- [Exercise instructions]: Every entry must be echoed exactly.
begin Records shown
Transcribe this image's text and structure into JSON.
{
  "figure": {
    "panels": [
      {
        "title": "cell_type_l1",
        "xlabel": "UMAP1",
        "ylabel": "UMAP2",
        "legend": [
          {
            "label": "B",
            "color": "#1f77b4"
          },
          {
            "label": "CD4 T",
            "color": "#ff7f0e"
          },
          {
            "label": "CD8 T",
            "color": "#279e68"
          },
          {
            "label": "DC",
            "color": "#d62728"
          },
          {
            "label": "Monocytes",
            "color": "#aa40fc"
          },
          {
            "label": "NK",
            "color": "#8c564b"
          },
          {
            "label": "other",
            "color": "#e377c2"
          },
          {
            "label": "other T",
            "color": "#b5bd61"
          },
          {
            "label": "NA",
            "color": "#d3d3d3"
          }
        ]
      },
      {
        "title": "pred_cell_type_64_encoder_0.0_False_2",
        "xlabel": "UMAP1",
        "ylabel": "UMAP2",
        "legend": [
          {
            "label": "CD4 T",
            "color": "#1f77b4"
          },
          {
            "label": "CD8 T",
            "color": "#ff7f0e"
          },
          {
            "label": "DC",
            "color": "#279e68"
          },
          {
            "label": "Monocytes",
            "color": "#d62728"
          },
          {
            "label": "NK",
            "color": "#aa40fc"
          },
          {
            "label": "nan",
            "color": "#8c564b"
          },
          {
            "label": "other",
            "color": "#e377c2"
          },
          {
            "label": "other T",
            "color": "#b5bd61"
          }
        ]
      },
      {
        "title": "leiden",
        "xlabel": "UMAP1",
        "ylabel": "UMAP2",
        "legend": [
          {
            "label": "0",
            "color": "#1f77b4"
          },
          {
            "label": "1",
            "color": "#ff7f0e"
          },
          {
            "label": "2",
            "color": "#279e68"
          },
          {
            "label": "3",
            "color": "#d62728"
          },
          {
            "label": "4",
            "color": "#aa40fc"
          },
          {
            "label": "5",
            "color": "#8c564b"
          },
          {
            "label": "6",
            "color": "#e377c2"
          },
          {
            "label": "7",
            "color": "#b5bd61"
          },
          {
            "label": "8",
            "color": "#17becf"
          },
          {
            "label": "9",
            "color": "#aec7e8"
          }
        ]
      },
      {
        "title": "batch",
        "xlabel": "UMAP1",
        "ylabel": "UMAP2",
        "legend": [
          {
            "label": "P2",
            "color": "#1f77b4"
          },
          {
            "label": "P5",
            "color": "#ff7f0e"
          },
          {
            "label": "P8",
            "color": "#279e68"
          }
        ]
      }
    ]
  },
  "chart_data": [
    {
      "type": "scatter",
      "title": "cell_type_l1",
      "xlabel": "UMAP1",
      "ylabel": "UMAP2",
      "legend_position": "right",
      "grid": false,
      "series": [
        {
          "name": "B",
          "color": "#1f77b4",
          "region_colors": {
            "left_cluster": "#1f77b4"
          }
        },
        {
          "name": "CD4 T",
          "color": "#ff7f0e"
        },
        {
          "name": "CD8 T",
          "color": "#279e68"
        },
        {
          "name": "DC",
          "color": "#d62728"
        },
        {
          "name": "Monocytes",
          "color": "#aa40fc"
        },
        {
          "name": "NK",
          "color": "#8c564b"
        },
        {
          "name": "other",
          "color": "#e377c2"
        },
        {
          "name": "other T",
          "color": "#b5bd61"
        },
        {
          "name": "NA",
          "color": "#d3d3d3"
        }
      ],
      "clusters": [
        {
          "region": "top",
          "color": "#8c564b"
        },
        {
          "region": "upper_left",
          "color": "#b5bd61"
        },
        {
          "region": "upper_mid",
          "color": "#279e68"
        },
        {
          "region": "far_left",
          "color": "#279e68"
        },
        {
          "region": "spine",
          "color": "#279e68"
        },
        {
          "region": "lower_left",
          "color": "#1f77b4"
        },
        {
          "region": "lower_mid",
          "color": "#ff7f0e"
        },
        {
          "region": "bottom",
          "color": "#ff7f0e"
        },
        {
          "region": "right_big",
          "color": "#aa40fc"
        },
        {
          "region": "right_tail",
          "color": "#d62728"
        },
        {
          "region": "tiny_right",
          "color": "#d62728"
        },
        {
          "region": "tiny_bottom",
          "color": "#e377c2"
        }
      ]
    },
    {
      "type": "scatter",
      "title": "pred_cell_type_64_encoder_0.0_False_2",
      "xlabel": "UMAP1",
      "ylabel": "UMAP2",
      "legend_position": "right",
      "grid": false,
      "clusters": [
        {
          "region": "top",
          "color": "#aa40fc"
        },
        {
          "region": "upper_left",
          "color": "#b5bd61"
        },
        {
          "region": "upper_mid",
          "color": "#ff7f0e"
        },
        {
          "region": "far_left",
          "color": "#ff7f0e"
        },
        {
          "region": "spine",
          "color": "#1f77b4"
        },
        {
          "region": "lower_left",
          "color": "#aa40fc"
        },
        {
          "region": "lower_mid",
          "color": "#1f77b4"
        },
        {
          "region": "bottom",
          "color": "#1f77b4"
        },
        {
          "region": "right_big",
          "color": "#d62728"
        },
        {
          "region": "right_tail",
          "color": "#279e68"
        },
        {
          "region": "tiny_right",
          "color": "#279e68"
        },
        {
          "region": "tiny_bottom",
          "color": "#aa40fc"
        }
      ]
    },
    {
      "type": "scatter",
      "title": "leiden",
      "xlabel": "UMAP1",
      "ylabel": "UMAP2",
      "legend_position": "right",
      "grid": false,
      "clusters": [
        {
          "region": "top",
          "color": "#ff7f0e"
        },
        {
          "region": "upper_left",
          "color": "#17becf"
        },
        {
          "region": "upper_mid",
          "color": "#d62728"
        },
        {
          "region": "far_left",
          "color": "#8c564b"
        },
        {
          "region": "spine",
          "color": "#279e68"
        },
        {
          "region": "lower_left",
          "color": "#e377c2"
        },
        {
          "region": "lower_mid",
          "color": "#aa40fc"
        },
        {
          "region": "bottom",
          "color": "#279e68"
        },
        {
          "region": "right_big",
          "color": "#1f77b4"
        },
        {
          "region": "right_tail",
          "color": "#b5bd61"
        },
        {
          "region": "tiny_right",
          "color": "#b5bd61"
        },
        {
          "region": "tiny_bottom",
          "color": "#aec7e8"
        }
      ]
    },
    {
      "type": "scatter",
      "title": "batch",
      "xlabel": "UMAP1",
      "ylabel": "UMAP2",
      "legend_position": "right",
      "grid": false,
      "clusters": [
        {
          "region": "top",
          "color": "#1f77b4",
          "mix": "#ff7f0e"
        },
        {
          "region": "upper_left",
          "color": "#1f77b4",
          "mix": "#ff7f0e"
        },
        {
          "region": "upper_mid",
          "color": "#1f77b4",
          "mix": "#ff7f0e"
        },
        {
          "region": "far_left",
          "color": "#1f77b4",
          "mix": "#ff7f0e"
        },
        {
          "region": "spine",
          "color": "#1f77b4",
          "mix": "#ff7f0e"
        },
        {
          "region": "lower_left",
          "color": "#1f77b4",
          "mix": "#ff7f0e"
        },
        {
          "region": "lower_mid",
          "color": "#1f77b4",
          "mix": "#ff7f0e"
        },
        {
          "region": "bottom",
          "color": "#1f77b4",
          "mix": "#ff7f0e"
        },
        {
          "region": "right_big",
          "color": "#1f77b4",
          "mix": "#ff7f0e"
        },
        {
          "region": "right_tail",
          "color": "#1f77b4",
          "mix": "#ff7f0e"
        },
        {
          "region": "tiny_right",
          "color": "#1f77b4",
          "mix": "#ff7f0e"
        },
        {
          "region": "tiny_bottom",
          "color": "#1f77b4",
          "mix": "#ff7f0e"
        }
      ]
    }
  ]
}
end Records shown
- [Problem solution]:
Transcribe this image's text and structure into JSON.
{
  "figure": {
    "panels": [
      {
        "title": "cell_type_l1",
        "xlabel": "UMAP1",
        "ylabel": "UMAP2",
        "legend": [
          {
            "label": "B",
            "color": "#1f77b4"
          },
          {
            "label": "CD4 T",
            "color": "#ff7f0e"
          },
          {
            "label": "CD8 T",
            "color": "#279e68"
          },
          {
            "label": "DC",
            "color": "#d62728"
          },
          {
            "label": "Monocytes",
            "color": "#aa40fc"
          },
          {
            "label": "NK",
            "color": "#8c564b"
          },
          {
            "label": "other",
            "color": "#e377c2"
          },
          {
            "label": "other T",
            "color": "#b5bd61"
          },
          {
            "label": "NA",
            "color": "#d3d3d3"
          }
        ]
      },
      {
        "title": "pred_cell_type_64_encoder_0.0_False_2",
        "xlabel": "UMAP1",
        "ylabel": "UMAP2",
        "legend": [
          {
            "label": "CD4 T",
            "color": "#1f77b4"
          },
          {
            "label": "CD8 T",
            "color": "#ff7f0e"
          },
          {
            "label": "DC",
            "color": "#279e68"
          },
          {
            "label": "Monocytes",
            "color": "#d62728"
          },
          {
            "label": "NK",
            "color": "#aa40fc"
          },
          {
            "label": "nan",
            "color": "#8c564b"
          },
          {
            "label": "other",
            "color": "#e377c2"
          },
          {
            "label": "other T",
            "color": "#b5bd61"
          }
        ]
      },
      {
        "title": "leiden",
        "xlabel": "UMAP1",
        "ylabel": "UMAP2",
        "legend": [
          {
            "label": "0",
            "color": "#1f77b4"
          },
          {
            "label": "1",
            "color": "#ff7f0e"
          },
          {
            "label": "2",
            "color": "#279e68"
          },
          {
            "label": "3",
            "color": "#d62728"
          },
          {
            "label": "4",
            "color": "#aa40fc"
          },
          {
            "label": "5",
            "color": "#8c564b"
          },
          {
            "label": "6",
            "color": "#e377c2"
          },
          {
            "label": "7",
            "color": "#b5bd61"
          },
          {
            "label": "8",
            "color": "#17becf"
          },
          {
            "label": "9",
            "color": "#aec7e8"
          }
        ]
      },
      {
        "title": "batch",
        "xlabel": "UMAP1",
        "ylabel": "UMAP2",
        "legend": [
          {
            "label": "P2",
            "color": "#1f77b4"
          },
          {
            "label": "P5",
            "color": "#ff7f0e"
          },
          {
            "label": "P8",
            "color": "#279e68"
          }
        ]
      }
    ]
  },
  "chart_data": [
    {
      "type": "scatter",
      "title": "cell_type_l1",
      "xlabel": "UMAP1",
      "ylabel": "UMAP2",
      "legend_position": "right",
      "grid": false,
      "series": [
        {
          "name": "B",
          "color": "#1f77b4",
          "region_colors": {
            "left_cluster": "#1f77b4"
          }
        },
        {
          "name": "CD4 T",
          "color": "#ff7f0e"
        },
        {
          "name": "CD8 T",
          "color": "#279e68"
        },
        {
          "name": "DC",
          "color": "#d62728"
        },
        {
          "name": "Monocytes",
          "color": "#aa40fc"
        },
        {
          "name": "NK",
          "color": "#8c564b"
        },
        {
          "name": "other",
          "color": "#e377c2"
        },
        {
          "name": "other T",
          "color": "#b5bd61"
        },
        {
          "name": "NA",
          "color": "#d3d3d3"
        }
      ],
      "clusters": [
        {
          "region": "top",
          "color": "#8c564b"
        },
        {
          "region": "upper_left",
          "color": "#b5bd61"
        },
        {
          "region": "upper_mid",
          "color": "#279e68"
        },
        {
          "region": "far_left",
          "color": "#279e68"
        },
        {
          "region": "spine",
          "color": "#279e68"
        },
        {
          "region": "lower_left",
          "color": "#1f77b4"
        },
        {
          "region": "lower_mid",
          "color": "#ff7f0e"
        },
        {
          "region": "bottom",
          "color": "#ff7f0e"
        },
        {
          "region": "right_big",
          "color": "#aa40fc"
        },
        {
          "region": "right_tail",
          "color": "#d62728"
        },
        {
          "region": "tiny_right",
          "color": "#d62728"
        },
        {
          "region": "tiny_bottom",
          "color": "#e377c2"
        }
      ]
    },
    {
      "type": "scatter",
      "title": "pred_cell_type_64_encoder_0.0_False_2",
      "xlabel": "UMAP1",
      "ylabel": "UMAP2",
      "legend_position": "right",
      "grid": false,
      "clusters": [
        {
          "region": "top",
          "color": "#aa40fc"
        },
        {
          "region": "upper_left",
          "color": "#b5bd61"
        },
        {
          "region": "upper_mid",
          "color": "#ff7f0e"
        },
        {
          "region": "far_left",
          "color": "#ff7f0e"
        },
        {
          "region": "spine",
          "color": "#1f77b4"
        },
        {
          "region": "lower_left",
          "color": "#aa40fc"
        },
        {
          "region": "lower_mid",
          "color": "#1f77b4"
        },
        {
          "region": "bottom",
          "color": "#1f77b4"
        },
        {
          "region": "right_big",
          "color": "#d62728"
        },
        {
          "region": "right_tail",
          "color": "#279e68"
        },
        {
          "region": "tiny_right",
          "color": "#279e68"
        },
        {
          "region": "tiny_bottom",
          "color": "#aa40fc"
        }
      ]
    },
    {
      "type": "scatter",
      "title": "leiden",
      "xlabel": "UMAP1",
      "ylabel": "UMAP2",
      "legend_position": "right",
      "grid": false,
      "clusters": [
        {
          "region": "top",
          "color": "#ff7f0e"
        },
        {
          "region": "upper_left",
          "color": "#17becf"
        },
        {
          "region": "upper_mid",
          "color": "#d62728"
        },
        {
          "region": "far_left",
          "color": "#8c564b"
        },
        {
          "region": "spine",
          "color": "#279e68"
        },
        {
          "region": "lower_left",
          "color": "#e377c2"
        },
        {
          "region": "lower_mid",
          "color": "#aa40fc"
        },
        {
          "region": "bottom",
          "color": "#279e68"
        },
        {
          "region": "right_big",
          "color": "#1f77b4"
        },
        {
          "region": "right_tail",
          "color": "#b5bd61"
        },
        {
          "region": "tiny_right",
          "color": "#b5bd61"
        },
        {
          "region": "tiny_bottom",
          "color": "#aec7e8"
        }
      ]
    },
    {
      "type": "scatter",
      "title": "batch",
      "xlabel": "UMAP1",
      "ylabel": "UMAP2",
      "legend_position": "right",
      "grid": false,
      "clusters": [
        {
          "region": "top",
          "color": "#1f77b4",
          "mix": "#ff7f0e"
        },
        {
          "region": "upper_left",
          "color": "#1f77b4",
          "mix": "#ff7f0e"
        },
        {
          "region": "upper_mid",
          "color": "#1f77b4",
          "mix": "#ff7f0e"
        },
        {
          "region": "far_left",
          "color": "#1f77b4",
          "mix": "#ff7f0e"
        },
        {
          "region": "spine",
          "color": "#1f77b4",
          "mix": "#ff7f0e"
        },
        {
          "region": "lower_left",
          "color": "#1f77b4",
          "mix": "#ff7f0e"
        },
        {
          "region": "lower_mid",
          "color": "#1f77b4",
          "mix": "#ff7f0e"
        },
        {
          "region": "bottom",
          "color": "#1f77b4",
          "mix": "#ff7f0e"
        },
        {
          "region": "right_big",
          "color": "#1f77b4",
          "mix": "#ff7f0e"
        },
        {
          "region": "right_tail",
          "color": "#1f77b4",
          "mix": "#ff7f0e"
        },
        {
          "region": "tiny_right",
          "color": "#1f77b4",
          "mix": "#ff7f0e"
        },
        {
          "region": "tiny_bottom",
          "color": "#1f77b4",
          "mix": "#ff7f0e"
        }
      ]
    }
  ]
}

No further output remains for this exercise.